*Description of the task*. Print the data exactly, leaving nothing out.

*Records to process*.
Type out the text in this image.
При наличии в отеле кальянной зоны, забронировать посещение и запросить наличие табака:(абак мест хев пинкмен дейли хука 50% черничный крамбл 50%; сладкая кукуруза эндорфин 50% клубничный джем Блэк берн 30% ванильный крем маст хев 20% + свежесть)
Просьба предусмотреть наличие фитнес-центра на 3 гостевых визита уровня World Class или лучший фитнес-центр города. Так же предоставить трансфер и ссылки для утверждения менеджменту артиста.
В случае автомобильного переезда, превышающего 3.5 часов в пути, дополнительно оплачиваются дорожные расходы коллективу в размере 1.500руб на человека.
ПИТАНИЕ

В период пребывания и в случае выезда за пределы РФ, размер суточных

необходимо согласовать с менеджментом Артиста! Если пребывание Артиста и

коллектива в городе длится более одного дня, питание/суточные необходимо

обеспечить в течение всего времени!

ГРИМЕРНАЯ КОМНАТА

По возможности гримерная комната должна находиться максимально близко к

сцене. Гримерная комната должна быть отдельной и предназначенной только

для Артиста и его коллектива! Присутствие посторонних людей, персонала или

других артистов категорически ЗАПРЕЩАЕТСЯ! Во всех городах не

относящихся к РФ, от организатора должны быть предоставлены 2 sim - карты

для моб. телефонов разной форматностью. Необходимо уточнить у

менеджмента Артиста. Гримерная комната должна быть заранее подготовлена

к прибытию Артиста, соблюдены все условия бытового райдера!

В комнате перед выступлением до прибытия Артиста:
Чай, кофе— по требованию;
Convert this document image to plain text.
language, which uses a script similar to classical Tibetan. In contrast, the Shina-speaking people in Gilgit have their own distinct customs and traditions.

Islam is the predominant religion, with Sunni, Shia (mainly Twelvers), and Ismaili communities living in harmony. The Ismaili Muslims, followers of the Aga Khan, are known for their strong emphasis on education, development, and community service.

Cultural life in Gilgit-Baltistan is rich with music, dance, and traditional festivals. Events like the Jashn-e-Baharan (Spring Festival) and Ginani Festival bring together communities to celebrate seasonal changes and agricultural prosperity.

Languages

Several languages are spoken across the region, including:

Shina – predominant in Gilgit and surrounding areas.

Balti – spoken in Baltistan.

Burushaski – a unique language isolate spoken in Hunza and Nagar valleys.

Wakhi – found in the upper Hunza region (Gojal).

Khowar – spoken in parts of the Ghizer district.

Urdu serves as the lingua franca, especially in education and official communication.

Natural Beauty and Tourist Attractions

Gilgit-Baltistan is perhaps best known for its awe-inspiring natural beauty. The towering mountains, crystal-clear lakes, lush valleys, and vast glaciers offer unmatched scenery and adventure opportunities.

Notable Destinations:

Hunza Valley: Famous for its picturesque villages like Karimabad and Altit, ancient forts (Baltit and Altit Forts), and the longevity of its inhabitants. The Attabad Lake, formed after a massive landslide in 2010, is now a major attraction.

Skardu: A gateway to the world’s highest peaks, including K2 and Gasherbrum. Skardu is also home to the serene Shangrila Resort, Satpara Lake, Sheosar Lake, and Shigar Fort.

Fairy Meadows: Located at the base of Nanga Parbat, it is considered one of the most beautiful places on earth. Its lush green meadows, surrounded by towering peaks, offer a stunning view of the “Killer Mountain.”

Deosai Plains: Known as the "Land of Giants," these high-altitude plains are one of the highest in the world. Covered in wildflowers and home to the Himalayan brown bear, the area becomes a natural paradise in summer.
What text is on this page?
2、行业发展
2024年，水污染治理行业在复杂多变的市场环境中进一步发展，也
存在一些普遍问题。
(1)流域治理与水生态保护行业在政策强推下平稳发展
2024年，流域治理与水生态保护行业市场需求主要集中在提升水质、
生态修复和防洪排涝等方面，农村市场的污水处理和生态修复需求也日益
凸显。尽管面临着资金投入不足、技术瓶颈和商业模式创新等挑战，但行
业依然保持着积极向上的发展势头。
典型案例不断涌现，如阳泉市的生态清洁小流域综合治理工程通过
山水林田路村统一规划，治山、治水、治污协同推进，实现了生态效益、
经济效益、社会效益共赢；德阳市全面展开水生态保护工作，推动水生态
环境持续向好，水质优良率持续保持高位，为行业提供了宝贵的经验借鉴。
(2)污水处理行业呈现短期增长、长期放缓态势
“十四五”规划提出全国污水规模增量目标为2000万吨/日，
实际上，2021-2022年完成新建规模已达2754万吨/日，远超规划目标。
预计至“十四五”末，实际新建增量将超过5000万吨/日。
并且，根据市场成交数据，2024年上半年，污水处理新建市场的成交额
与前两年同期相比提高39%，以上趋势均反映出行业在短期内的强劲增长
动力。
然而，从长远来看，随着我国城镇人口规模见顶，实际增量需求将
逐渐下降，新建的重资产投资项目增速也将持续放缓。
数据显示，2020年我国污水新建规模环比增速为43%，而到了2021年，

*Answer*.
Type out the text in this image.
При наличии в отеле кальянной зоны, забронировать посещение и запросить наличие табака:(абак мест хев пинкмен дейли хука 50% черничный крамбл 50%; сладкая кукуруза эндорфин 50% клубничный джем Блэк берн 30% ванильный крем маст хев 20% + свежесть)
Просьба предусмотреть наличие фитнес-центра на 3 гостевых визита уровня World Class или лучший фитнес-центр города. Так же предоставить трансфер и ссылки для утверждения менеджменту артиста.
В случае автомобильного переезда, превышающего 3.5 часов в пути, дополнительно оплачиваются дорожные расходы коллективу в размере 1.500руб на человека.
ПИТАНИЕ

В период пребывания и в случае выезда за пределы РФ, размер суточных

необходимо согласовать с менеджментом Артиста! Если пребывание Артиста и

коллектива в городе длится более одного дня, питание/суточные необходимо

обеспечить в течение всего времени!

ГРИМЕРНАЯ КОМНАТА

По возможности гримерная комната должна находиться максимально близко к

сцене. Гримерная комната должна быть отдельной и предназначенной только

для Артиста и его коллектива! Присутствие посторонних людей, персонала или

других артистов категорически ЗАПРЕЩАЕТСЯ! Во всех городах не

относящихся к РФ, от организатора должны быть предоставлены 2 sim - карты

для моб. телефонов разной форматностью. Необходимо уточнить у

менеджмента Артиста. Гримерная комната должна быть заранее подготовлена

к прибытию Артиста, соблюдены все условия бытового райдера!

В комнате перед выступлением до прибытия Артиста:
Чай, кофе— по требованию;
Convert this document image to plain text.
language, which uses a script similar to classical Tibetan. In contrast, the Shina-speaking people in Gilgit have their own distinct customs and traditions.

Islam is the predominant religion, with Sunni, Shia (mainly Twelvers), and Ismaili communities living in harmony. The Ismaili Muslims, followers of the Aga Khan, are known for their strong emphasis on education, development, and community service.

Cultural life in Gilgit-Baltistan is rich with music, dance, and traditional festivals. Events like the Jashn-e-Baharan (Spring Festival) and Ginani Festival bring together communities to celebrate seasonal changes and agricultural prosperity.

Languages

Several languages are spoken across the region, including:

Shina – predominant in Gilgit and surrounding areas.

Balti – spoken in Baltistan.

Burushaski – a unique language isolate spoken in Hunza and Nagar valleys.

Wakhi – found in the upper Hunza region (Gojal).

Khowar – spoken in parts of the Ghizer district.

Urdu serves as the lingua franca, especially in education and official communication.

Natural Beauty and Tourist Attractions

Gilgit-Baltistan is perhaps best known for its awe-inspiring natural beauty. The towering mountains, crystal-clear lakes, lush valleys, and vast glaciers offer unmatched scenery and adventure opportunities.

Notable Destinations:

Hunza Valley: Famous for its picturesque villages like Karimabad and Altit, ancient forts (Baltit and Altit Forts), and the longevity of its inhabitants. The Attabad Lake, formed after a massive landslide in 2010, is now a major attraction.

Skardu: A gateway to the world’s highest peaks, including K2 and Gasherbrum. Skardu is also home to the serene Shangrila Resort, Satpara Lake, Sheosar Lake, and Shigar Fort.

Fairy Meadows: Located at the base of Nanga Parbat, it is considered one of the most beautiful places on earth. Its lush green meadows, surrounded by towering peaks, offer a stunning view of the “Killer Mountain.”

Deosai Plains: Known as the "Land of Giants," these high-altitude plains are one of the highest in the world. Covered in wildflowers and home to the Himalayan brown bear, the area becomes a natural paradise in summer.
What text is on this page?
2、行业发展
2024年，水污染治理行业在复杂多变的市场环境中进一步发展，也
存在一些普遍问题。
(1)流域治理与水生态保护行业在政策强推下平稳发展
2024年，流域治理与水生态保护行业市场需求主要集中在提升水质、
生态修复和防洪排涝等方面，农村市场的污水处理和生态修复需求也日益
凸显。尽管面临着资金投入不足、技术瓶颈和商业模式创新等挑战，但行
业依然保持着积极向上的发展势头。
典型案例不断涌现，如阳泉市的生态清洁小流域综合治理工程通过
山水林田路村统一规划，治山、治水、治污协同推进，实现了生态效益、
经济效益、社会效益共赢；德阳市全面展开水生态保护工作，推动水生态
环境持续向好，水质优良率持续保持高位，为行业提供了宝贵的经验借鉴。
(2)污水处理行业呈现短期增长、长期放缓态势
“十四五”规划提出全国污水规模增量目标为2000万吨/日，
实际上，2021-2022年完成新建规模已达2754万吨/日，远超规划目标。
预计至“十四五”末，实际新建增量将超过5000万吨/日。
并且，根据市场成交数据，2024年上半年，污水处理新建市场的成交额
与前两年同期相比提高39%，以上趋势均反映出行业在短期内的强劲增长
动力。
然而，从长远来看，随着我国城镇人口规模见顶，实际增量需求将
逐渐下降，新建的重资产投资项目增速也将持续放缓。
数据显示，2020年我国污水新建规模环比增速为43%，而到了2021年，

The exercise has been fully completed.